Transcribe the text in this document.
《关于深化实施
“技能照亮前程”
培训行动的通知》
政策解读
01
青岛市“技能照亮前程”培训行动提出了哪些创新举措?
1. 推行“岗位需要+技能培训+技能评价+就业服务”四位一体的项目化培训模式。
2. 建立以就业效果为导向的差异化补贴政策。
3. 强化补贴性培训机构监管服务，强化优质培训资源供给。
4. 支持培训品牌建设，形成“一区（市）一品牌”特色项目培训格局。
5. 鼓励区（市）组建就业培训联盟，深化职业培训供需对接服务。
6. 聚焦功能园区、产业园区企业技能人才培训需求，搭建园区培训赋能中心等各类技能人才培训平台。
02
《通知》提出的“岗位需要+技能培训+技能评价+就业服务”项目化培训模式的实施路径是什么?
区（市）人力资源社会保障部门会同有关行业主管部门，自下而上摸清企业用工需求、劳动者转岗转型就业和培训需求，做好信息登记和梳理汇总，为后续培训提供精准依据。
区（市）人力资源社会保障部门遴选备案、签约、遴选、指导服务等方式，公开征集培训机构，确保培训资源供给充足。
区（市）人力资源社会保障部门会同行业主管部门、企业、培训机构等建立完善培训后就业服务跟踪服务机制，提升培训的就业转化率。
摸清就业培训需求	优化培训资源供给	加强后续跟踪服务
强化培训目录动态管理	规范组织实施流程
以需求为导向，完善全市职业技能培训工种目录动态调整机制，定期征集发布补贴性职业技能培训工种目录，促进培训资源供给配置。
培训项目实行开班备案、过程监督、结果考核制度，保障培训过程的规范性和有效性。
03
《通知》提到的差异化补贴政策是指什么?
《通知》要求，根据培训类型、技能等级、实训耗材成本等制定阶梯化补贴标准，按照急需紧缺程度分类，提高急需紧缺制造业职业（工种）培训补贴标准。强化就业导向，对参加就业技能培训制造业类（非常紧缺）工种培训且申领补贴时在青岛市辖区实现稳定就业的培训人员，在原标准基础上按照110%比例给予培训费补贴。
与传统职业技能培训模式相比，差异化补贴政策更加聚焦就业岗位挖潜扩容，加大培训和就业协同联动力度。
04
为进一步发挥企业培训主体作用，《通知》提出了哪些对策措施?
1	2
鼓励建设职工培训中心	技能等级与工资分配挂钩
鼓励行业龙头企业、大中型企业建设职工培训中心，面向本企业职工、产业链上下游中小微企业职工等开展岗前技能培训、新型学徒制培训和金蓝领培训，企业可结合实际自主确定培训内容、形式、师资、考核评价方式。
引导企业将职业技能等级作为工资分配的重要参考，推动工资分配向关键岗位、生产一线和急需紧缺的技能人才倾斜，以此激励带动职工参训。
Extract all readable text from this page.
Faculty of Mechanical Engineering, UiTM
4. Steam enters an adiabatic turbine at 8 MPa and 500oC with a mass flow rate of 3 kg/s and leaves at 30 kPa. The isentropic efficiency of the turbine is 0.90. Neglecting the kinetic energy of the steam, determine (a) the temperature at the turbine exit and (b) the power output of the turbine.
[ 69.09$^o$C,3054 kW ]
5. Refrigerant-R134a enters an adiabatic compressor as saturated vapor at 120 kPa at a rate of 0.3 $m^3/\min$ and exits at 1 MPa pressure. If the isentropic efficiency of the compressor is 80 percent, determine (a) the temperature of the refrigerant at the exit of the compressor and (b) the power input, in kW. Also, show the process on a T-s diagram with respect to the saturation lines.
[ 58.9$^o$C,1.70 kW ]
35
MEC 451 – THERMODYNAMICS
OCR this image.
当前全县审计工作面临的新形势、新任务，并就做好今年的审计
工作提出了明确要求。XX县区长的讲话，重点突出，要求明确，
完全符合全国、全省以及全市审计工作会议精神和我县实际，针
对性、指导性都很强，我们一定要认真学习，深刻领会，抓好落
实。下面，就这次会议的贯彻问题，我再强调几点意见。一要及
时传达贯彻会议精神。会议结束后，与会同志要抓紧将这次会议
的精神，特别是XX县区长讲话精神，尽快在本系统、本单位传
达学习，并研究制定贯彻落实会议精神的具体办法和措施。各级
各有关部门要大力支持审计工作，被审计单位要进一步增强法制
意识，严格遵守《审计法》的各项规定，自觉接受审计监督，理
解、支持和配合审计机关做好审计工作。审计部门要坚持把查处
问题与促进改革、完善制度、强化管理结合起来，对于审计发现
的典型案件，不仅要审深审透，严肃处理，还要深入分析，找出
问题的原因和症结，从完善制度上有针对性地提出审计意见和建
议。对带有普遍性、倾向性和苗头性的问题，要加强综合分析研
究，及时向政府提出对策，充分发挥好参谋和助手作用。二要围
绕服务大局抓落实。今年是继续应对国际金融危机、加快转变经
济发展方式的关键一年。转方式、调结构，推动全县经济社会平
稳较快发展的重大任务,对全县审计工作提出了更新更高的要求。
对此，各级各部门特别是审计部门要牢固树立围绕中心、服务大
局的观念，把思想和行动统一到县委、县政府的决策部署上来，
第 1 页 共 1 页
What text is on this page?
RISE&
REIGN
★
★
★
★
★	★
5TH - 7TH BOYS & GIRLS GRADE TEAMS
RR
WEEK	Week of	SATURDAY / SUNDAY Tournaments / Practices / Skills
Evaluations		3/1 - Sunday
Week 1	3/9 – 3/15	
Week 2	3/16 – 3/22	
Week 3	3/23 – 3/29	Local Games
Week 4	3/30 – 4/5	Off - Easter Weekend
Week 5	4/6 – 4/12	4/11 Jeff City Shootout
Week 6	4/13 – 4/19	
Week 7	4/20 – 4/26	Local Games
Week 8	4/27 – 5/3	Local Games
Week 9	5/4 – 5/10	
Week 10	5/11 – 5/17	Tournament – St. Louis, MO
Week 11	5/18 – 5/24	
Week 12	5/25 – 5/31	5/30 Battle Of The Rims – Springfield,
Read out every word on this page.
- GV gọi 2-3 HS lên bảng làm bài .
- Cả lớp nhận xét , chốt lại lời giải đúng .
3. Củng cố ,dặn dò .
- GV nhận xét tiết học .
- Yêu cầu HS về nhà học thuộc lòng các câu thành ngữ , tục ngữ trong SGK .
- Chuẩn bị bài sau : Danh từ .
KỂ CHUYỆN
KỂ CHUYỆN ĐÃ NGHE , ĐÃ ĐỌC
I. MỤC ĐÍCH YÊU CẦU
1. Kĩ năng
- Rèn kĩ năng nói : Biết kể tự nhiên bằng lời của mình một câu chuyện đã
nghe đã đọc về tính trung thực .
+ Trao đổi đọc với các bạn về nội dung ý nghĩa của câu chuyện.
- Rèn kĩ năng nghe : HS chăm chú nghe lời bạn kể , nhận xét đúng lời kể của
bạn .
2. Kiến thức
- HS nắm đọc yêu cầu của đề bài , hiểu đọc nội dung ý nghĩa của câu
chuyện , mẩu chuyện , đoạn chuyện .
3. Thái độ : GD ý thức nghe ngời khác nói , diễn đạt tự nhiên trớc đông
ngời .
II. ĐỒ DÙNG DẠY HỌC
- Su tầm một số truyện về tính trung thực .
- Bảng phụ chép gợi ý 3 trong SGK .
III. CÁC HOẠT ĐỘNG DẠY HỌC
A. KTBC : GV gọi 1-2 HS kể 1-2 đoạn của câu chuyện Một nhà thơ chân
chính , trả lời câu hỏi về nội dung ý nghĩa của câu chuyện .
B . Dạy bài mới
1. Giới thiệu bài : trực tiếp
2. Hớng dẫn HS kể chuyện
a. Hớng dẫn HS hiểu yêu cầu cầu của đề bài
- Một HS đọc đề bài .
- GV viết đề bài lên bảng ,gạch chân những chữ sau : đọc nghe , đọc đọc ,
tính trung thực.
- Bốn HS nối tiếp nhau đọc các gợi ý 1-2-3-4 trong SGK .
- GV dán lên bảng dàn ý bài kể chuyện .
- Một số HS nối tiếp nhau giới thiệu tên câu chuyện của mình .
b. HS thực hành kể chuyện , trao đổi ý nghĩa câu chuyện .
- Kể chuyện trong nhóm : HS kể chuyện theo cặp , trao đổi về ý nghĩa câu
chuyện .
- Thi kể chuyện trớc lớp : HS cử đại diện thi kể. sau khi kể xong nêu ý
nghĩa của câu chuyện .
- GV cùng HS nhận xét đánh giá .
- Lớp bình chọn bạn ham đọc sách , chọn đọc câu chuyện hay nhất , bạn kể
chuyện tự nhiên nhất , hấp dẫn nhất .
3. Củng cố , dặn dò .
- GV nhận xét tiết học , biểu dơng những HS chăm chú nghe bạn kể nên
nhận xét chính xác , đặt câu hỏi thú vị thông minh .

++++

### Goal of the exercise
Identify and copy the lines holding the word "chân".

### Correct answer
A. KTBC : GV gọi 1-2 HS kể 1-2 đoạn của câu chuyện Một nhà thơ chân
- GV viết đề bài lên bảng ,gạch chân những chữ sau : đọc nghe , đọc đọc ,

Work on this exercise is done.